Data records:
□ □ □ □

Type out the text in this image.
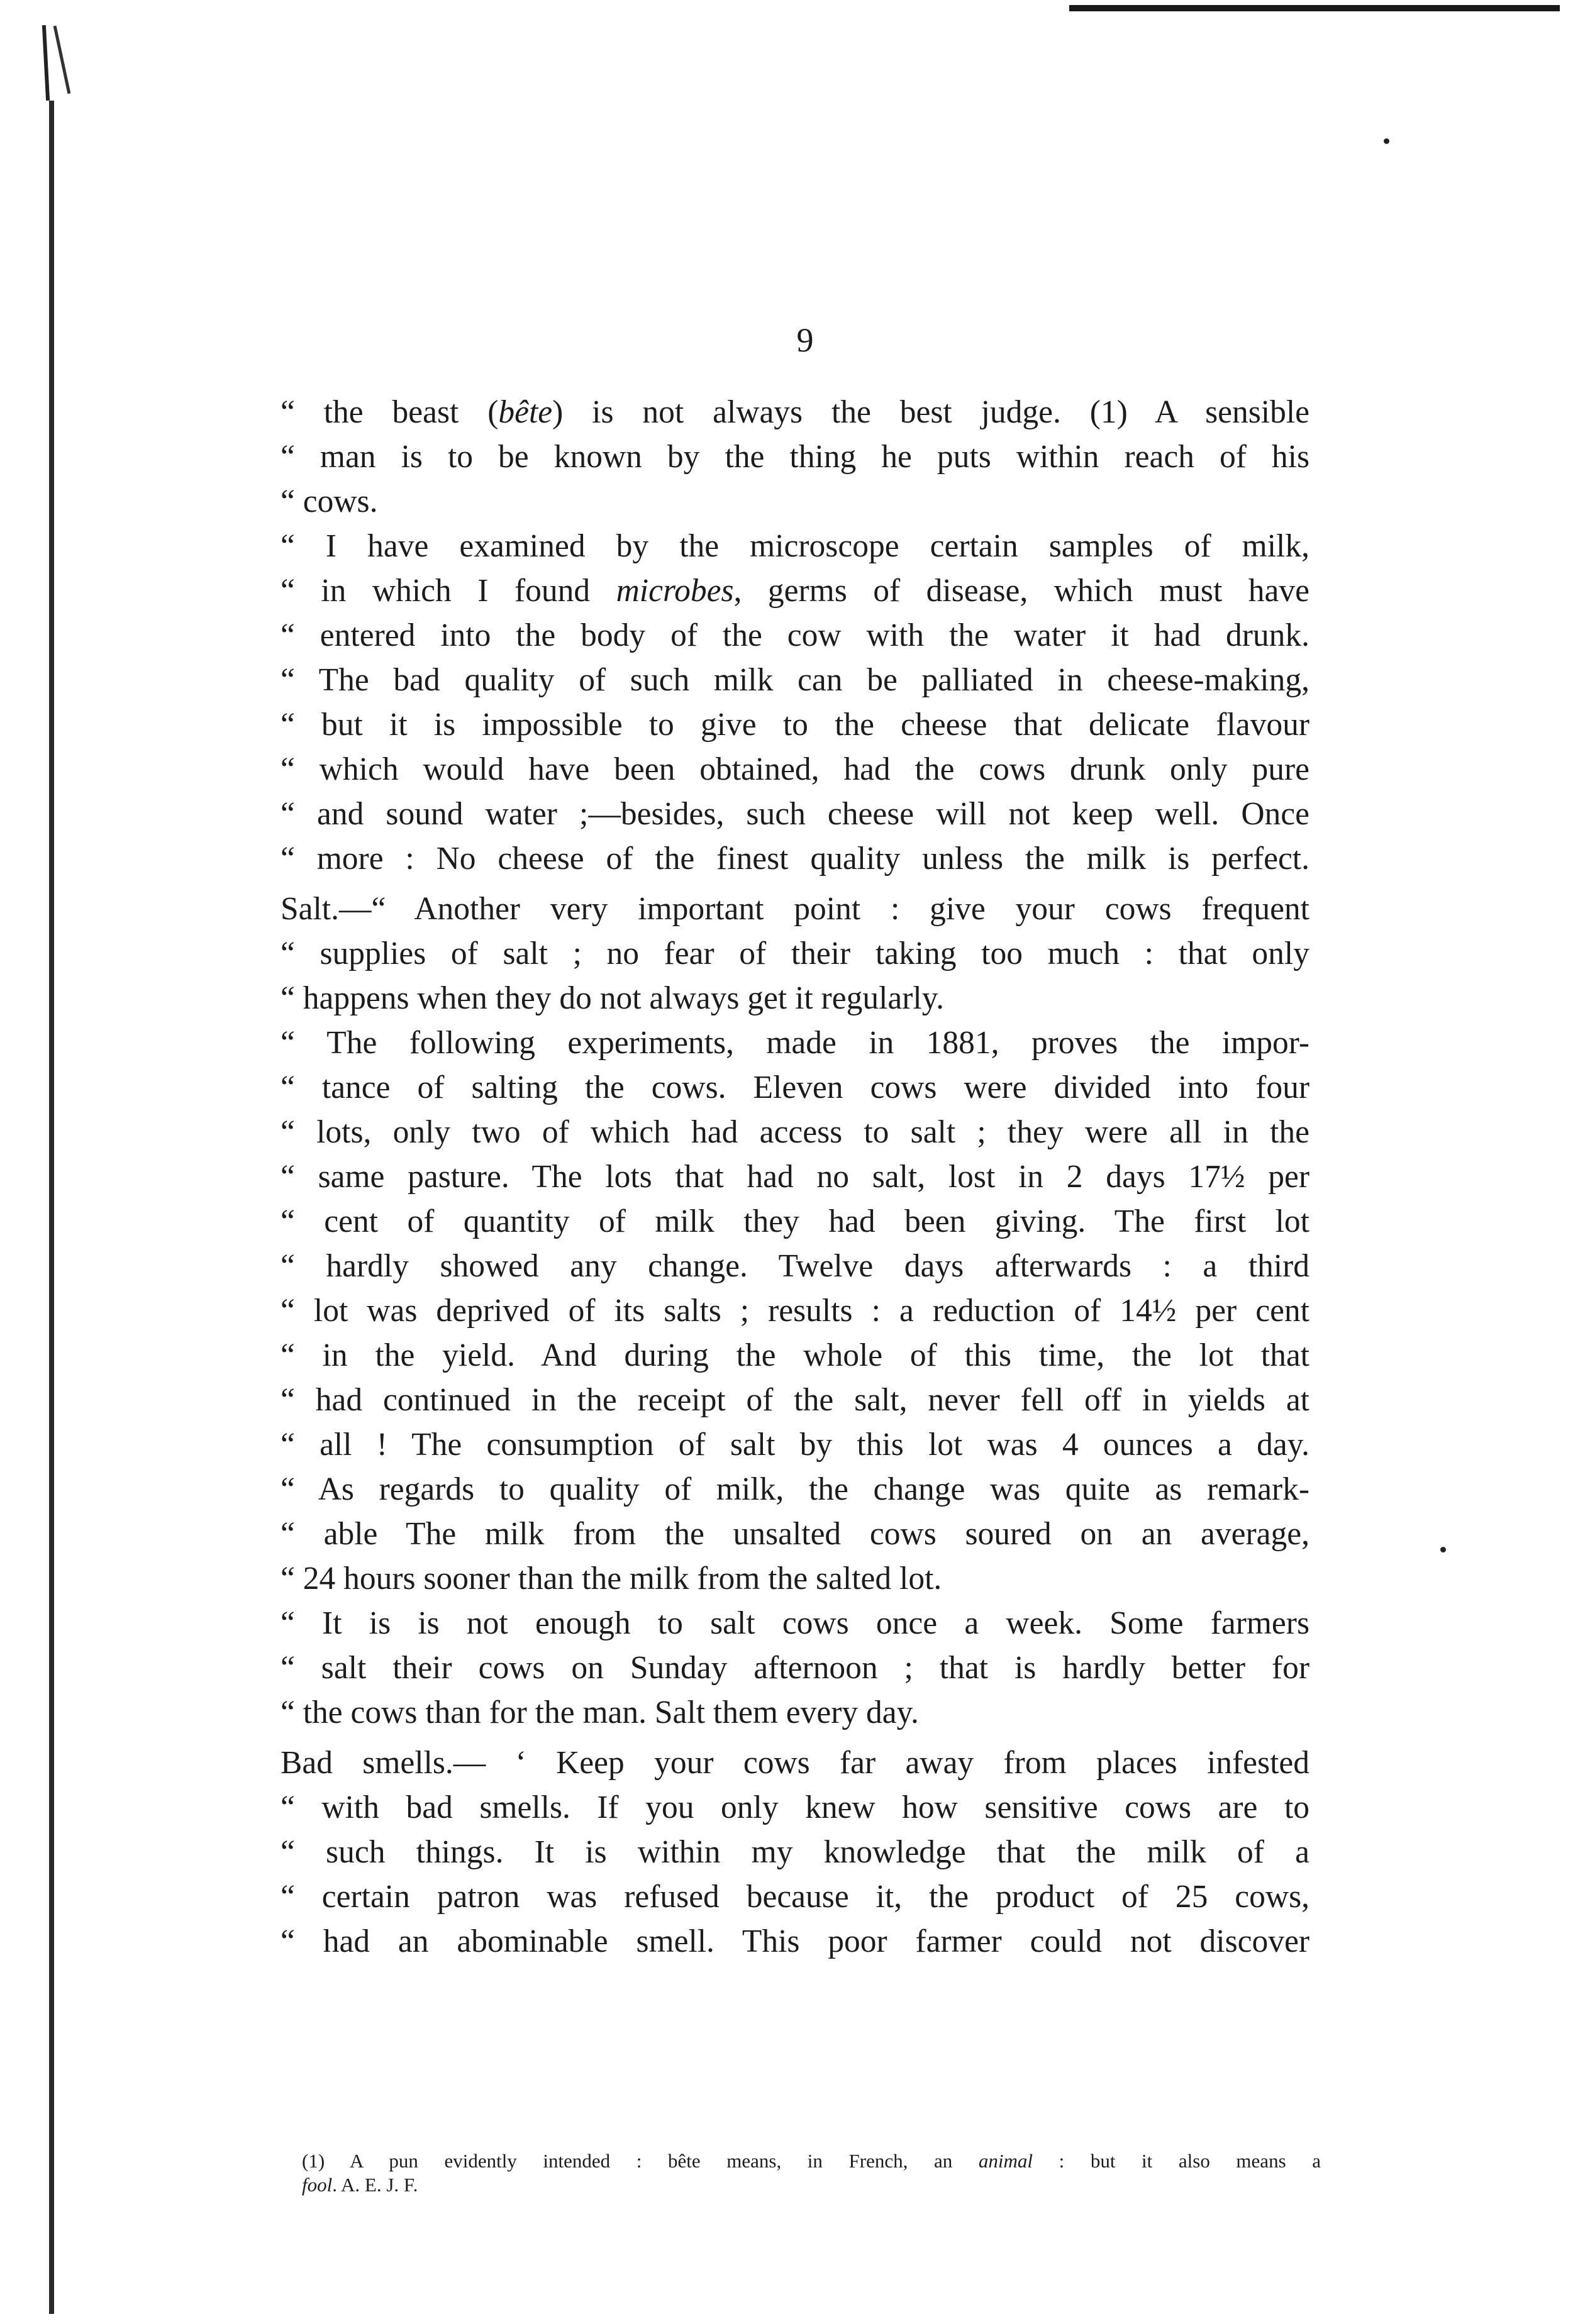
9
“ the beast (bête) is not always the best judge. (1) A sensible
“ man is to be known by the thing he puts within reach of his
“ cows.
“ I have examined by the microscope certain samples of milk,
“ in which I found microbes, germs of disease, which must have
“ entered into the body of the cow with the water it had drunk.
“ The bad quality of such milk can be palliated in cheese-making,
“ but it is impossible to give to the cheese that delicate flavour
“ which would have been obtained, had the cows drunk only pure
“ and sound water ;—besides, such cheese will not keep well. Once
“ more : No cheese of the finest quality unless the milk is perfect.
Salt.—“ Another very important point : give your cows frequent
“ supplies of salt ; no fear of their taking too much : that only
“ happens when they do not always get it regularly.
“ The following experiments, made in 1881, proves the impor-
“ tance of salting the cows. Eleven cows were divided into four
“ lots, only two of which had access to salt ; they were all in the
“ same pasture. The lots that had no salt, lost in 2 days 17½ per
“ cent of quantity of milk they had been giving. The first lot
“ hardly showed any change. Twelve days afterwards : a third
“ lot was deprived of its salts ; results : a reduction of 14½ per cent
“ in the yield. And during the whole of this time, the lot that
“ had continued in the receipt of the salt, never fell off in yields at
“ all ! The consumption of salt by this lot was 4 ounces a day.
“ As regards to quality of milk, the change was quite as remark-
“ able The milk from the unsalted cows soured on an average,
“ 24 hours sooner than the milk from the salted lot.
“ It is is not enough to salt cows once a week. Some farmers
“ salt their cows on Sunday afternoon ; that is hardly better for
“ the cows than for the man. Salt them every day.
Bad smells.— ‘ Keep your cows far away from places infested
“ with bad smells. If you only knew how sensitive cows are to
“ such things. It is within my knowledge that the milk of a
“ certain patron was refused because it, the product of 25 cows,
“ had an abominable smell. This poor farmer could not discover
(1) A pun evidently intended : bête means, in French, an animal : but it also means a
fool. A. E. J. F.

□ □ □ □

## Challenge
Every record above must be given again exactly; drop the pictures.

## Complete output
Type out the text in this image.
9
“ the beast (bête) is not always the best judge. (1) A sensible
“ man is to be known by the thing he puts within reach of his
“ cows.
“ I have examined by the microscope certain samples of milk,
“ in which I found microbes, germs of disease, which must have
“ entered into the body of the cow with the water it had drunk.
“ The bad quality of such milk can be palliated in cheese-making,
“ but it is impossible to give to the cheese that delicate flavour
“ which would have been obtained, had the cows drunk only pure
“ and sound water ;—besides, such cheese will not keep well. Once
“ more : No cheese of the finest quality unless the milk is perfect.
Salt.—“ Another very important point : give your cows frequent
“ supplies of salt ; no fear of their taking too much : that only
“ happens when they do not always get it regularly.
“ The following experiments, made in 1881, proves the impor-
“ tance of salting the cows. Eleven cows were divided into four
“ lots, only two of which had access to salt ; they were all in the
“ same pasture. The lots that had no salt, lost in 2 days 17½ per
“ cent of quantity of milk they had been giving. The first lot
“ hardly showed any change. Twelve days afterwards : a third
“ lot was deprived of its salts ; results : a reduction of 14½ per cent
“ in the yield. And during the whole of this time, the lot that
“ had continued in the receipt of the salt, never fell off in yields at
“ all ! The consumption of salt by this lot was 4 ounces a day.
“ As regards to quality of milk, the change was quite as remark-
“ able The milk from the unsalted cows soured on an average,
“ 24 hours sooner than the milk from the salted lot.
“ It is is not enough to salt cows once a week. Some farmers
“ salt their cows on Sunday afternoon ; that is hardly better for
“ the cows than for the man. Salt them every day.
Bad smells.— ‘ Keep your cows far away from places infested
“ with bad smells. If you only knew how sensitive cows are to
“ such things. It is within my knowledge that the milk of a
“ certain patron was refused because it, the product of 25 cows,
“ had an abominable smell. This poor farmer could not discover
(1) A pun evidently intended : bête means, in French, an animal : but it also means a
fool. A. E. J. F.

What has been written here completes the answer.